**EXERCISE INSTRUCTIONS**
Work out the number of lines in the listing that include the string "действия". Reply with that number alone.

**DATASET RECORDS**

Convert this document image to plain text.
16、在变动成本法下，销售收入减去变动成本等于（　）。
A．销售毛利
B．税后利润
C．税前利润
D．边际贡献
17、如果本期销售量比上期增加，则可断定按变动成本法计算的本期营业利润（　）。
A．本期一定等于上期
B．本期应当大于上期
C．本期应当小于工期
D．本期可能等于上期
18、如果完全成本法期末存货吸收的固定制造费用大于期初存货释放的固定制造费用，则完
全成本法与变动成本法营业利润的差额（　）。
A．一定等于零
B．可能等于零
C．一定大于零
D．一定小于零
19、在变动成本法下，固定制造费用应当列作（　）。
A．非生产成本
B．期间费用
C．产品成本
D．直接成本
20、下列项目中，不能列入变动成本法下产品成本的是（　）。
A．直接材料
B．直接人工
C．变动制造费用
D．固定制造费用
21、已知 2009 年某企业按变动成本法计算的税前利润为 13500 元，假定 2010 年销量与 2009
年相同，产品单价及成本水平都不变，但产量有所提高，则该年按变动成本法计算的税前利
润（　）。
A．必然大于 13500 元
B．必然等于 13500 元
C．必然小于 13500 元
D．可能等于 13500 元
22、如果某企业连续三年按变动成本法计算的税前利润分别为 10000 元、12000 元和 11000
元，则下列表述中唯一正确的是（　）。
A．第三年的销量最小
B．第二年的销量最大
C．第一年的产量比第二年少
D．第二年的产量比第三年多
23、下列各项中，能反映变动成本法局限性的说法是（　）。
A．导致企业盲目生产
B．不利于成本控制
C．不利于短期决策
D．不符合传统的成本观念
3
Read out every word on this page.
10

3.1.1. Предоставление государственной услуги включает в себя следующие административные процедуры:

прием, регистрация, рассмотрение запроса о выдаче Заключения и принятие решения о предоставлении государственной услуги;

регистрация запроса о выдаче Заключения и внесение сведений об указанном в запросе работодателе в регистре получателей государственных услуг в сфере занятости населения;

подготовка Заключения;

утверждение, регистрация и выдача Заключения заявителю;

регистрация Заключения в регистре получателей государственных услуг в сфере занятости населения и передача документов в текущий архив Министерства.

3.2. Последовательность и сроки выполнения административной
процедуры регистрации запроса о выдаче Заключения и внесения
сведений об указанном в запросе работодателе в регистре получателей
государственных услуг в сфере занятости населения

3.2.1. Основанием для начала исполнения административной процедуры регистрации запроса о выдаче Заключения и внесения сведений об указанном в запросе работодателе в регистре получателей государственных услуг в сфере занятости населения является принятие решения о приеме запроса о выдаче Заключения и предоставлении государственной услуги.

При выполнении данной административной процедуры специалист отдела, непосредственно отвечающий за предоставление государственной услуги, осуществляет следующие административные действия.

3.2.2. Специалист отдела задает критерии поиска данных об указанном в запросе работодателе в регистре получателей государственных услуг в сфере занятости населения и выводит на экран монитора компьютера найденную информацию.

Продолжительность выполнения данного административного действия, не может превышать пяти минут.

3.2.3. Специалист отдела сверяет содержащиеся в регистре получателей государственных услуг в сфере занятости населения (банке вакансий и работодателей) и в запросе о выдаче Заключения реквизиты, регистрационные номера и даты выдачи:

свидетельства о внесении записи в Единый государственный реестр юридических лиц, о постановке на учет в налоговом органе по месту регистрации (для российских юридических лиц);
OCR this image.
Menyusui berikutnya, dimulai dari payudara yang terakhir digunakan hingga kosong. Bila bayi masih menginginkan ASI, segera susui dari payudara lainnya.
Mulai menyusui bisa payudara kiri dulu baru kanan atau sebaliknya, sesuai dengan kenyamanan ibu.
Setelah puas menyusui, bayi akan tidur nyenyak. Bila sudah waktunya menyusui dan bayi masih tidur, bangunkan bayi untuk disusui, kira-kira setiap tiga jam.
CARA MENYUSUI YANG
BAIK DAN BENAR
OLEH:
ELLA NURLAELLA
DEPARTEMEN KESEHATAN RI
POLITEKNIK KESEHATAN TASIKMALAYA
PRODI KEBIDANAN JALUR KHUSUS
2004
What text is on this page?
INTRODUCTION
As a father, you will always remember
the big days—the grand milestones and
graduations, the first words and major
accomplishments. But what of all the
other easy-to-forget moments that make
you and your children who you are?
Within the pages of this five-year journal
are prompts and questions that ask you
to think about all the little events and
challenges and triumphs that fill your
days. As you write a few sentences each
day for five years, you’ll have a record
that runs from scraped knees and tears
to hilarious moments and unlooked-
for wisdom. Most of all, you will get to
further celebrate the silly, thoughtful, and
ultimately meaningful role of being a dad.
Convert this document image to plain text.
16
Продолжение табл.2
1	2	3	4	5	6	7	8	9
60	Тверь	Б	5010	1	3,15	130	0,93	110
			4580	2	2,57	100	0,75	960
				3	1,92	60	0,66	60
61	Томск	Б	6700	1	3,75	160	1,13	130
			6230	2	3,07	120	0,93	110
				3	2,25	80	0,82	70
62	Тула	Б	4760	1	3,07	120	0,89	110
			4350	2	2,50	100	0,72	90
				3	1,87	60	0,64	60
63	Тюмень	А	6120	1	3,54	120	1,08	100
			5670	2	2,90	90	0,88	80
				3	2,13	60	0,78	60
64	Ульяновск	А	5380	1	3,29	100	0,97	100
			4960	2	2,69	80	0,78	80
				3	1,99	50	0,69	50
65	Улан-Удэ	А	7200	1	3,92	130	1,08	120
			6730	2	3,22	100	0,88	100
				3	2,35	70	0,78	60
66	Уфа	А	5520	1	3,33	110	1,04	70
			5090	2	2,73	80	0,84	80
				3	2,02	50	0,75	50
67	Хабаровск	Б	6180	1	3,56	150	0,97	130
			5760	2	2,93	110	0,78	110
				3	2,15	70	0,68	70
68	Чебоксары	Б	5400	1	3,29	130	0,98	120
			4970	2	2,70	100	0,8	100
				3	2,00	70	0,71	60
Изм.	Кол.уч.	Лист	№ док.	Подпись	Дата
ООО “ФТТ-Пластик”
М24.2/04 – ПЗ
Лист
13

**OUTPUT FOR THIS EXERCISE**
2